» **Required task**
Give a verbatim repeat of the lines that run from the line containing "Enumerate this screenshot's" to the end of the data below.

» **Stored rows**
+ + + +
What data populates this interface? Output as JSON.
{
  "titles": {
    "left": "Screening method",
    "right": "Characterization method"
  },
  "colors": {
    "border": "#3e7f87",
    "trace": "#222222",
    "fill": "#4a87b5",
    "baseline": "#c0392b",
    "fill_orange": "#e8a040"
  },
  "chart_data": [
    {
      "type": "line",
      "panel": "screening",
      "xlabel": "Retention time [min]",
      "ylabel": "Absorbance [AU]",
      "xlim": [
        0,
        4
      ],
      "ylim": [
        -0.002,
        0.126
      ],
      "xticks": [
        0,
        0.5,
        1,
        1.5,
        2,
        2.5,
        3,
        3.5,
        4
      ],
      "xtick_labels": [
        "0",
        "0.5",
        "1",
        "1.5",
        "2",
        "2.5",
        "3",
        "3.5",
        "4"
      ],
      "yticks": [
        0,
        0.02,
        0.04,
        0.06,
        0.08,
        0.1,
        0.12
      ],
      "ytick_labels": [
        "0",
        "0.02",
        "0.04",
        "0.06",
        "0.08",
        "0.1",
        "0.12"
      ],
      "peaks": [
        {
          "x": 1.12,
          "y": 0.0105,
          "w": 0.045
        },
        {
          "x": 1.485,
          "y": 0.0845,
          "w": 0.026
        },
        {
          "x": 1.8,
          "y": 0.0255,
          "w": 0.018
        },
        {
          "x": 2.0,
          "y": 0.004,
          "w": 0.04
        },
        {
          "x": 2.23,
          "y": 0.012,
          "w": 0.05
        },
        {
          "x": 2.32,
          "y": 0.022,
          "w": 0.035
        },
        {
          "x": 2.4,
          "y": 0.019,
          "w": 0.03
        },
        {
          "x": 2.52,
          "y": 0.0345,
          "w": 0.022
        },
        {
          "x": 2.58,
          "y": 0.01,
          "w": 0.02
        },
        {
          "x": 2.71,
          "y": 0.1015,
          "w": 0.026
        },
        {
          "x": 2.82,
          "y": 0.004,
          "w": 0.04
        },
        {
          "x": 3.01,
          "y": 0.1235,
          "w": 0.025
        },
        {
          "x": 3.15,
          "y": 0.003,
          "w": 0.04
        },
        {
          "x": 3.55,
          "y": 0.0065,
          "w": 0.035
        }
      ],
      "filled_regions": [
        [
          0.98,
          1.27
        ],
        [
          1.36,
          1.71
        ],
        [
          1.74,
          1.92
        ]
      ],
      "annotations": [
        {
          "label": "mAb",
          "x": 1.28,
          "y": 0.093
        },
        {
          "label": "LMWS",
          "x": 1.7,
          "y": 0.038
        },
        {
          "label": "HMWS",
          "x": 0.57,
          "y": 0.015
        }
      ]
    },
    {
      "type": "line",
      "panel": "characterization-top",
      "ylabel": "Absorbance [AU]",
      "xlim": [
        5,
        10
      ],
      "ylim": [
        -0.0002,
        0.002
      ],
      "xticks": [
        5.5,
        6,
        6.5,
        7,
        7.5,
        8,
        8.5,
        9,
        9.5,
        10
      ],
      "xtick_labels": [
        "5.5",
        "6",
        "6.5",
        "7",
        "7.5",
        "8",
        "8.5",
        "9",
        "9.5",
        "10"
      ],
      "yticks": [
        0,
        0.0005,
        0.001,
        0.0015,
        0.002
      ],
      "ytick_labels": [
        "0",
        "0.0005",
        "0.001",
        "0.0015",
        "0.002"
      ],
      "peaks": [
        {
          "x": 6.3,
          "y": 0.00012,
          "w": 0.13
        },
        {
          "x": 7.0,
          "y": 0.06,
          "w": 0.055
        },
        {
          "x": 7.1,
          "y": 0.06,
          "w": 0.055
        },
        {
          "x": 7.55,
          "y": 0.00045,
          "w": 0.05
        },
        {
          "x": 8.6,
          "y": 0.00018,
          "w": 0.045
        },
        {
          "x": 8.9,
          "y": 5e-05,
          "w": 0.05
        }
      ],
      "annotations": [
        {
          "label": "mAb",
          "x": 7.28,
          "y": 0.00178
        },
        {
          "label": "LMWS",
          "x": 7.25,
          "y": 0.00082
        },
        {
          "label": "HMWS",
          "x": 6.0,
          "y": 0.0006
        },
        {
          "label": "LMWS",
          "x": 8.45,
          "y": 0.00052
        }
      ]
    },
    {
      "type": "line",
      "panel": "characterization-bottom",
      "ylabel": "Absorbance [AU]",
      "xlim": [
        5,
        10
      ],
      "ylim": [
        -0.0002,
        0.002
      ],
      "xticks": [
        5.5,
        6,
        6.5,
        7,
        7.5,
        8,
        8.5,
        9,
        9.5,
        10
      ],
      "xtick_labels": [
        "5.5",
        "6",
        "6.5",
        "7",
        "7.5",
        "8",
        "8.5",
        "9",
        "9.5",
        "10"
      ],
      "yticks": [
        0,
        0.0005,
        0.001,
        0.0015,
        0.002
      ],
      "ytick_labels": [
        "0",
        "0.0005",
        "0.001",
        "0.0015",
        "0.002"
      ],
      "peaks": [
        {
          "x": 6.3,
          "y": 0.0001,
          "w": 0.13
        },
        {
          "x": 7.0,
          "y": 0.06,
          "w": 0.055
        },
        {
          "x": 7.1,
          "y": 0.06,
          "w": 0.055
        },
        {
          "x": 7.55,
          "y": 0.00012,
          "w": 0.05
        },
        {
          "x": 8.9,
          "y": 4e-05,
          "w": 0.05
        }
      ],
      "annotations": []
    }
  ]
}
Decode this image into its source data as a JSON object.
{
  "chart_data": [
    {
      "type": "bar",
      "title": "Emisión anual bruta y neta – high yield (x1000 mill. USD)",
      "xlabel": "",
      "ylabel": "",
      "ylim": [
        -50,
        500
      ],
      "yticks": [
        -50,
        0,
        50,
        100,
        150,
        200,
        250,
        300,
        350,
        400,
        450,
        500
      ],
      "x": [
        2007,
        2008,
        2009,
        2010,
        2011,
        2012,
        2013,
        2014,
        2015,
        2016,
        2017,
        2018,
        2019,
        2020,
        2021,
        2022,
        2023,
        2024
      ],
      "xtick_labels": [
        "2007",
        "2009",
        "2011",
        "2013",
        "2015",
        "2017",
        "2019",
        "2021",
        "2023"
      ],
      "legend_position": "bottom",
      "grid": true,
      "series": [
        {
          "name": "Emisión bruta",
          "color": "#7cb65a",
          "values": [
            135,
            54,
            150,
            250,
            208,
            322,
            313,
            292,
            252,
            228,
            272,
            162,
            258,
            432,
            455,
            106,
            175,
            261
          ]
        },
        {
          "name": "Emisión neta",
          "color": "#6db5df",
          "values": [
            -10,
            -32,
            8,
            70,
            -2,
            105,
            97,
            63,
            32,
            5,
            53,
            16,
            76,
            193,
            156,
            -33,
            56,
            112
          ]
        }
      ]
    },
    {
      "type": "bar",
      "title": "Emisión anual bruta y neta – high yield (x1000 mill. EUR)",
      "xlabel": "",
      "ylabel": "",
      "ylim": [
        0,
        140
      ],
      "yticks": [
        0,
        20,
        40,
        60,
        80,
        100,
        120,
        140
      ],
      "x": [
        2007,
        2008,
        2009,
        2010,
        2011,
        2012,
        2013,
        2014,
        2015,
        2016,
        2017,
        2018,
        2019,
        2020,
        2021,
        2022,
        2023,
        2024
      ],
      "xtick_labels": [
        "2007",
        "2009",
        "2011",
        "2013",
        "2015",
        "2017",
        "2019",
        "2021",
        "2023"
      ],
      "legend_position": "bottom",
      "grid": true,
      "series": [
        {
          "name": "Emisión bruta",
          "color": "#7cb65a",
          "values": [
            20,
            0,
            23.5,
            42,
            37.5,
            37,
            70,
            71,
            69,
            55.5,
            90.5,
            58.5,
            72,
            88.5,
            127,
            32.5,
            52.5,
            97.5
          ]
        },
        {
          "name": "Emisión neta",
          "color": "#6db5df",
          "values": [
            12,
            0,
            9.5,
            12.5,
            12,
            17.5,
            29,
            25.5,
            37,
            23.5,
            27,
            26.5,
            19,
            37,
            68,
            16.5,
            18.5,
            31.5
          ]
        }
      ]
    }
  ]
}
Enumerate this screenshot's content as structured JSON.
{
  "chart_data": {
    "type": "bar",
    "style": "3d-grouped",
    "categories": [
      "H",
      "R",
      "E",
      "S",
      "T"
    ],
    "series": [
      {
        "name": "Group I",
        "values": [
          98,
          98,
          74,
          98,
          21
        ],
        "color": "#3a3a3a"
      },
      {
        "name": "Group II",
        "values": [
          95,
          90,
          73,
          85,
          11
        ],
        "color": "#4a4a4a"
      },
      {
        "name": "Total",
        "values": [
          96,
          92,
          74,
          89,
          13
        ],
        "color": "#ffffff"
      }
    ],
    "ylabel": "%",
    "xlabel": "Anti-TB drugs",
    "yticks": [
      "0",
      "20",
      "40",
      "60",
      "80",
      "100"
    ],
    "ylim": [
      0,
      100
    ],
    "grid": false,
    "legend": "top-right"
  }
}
+ + + +
» **Problem solution**
Enumerate this screenshot's content as structured JSON.
{
  "chart_data": {
    "type": "bar",
    "style": "3d-grouped",
    "categories": [
      "H",
      "R",
      "E",
      "S",
      "T"
    ],
    "series": [
      {
        "name": "Group I",
        "values": [
          98,
          98,
          74,
          98,
          21
        ],
        "color": "#3a3a3a"
      },
      {
        "name": "Group II",
        "values": [
          95,
          90,
          73,
          85,
          11
        ],
        "color": "#4a4a4a"
      },
      {
        "name": "Total",
        "values": [
          96,
          92,
          74,
          89,
          13
        ],
        "color": "#ffffff"
      }
    ],
    "ylabel": "%",
    "xlabel": "Anti-TB drugs",
    "yticks": [
      "0",
      "20",
      "40",
      "60",
      "80",
      "100"
    ],
    "ylim": [
      0,
      100
    ],
    "grid": false,
    "legend": "top-right"
  }
}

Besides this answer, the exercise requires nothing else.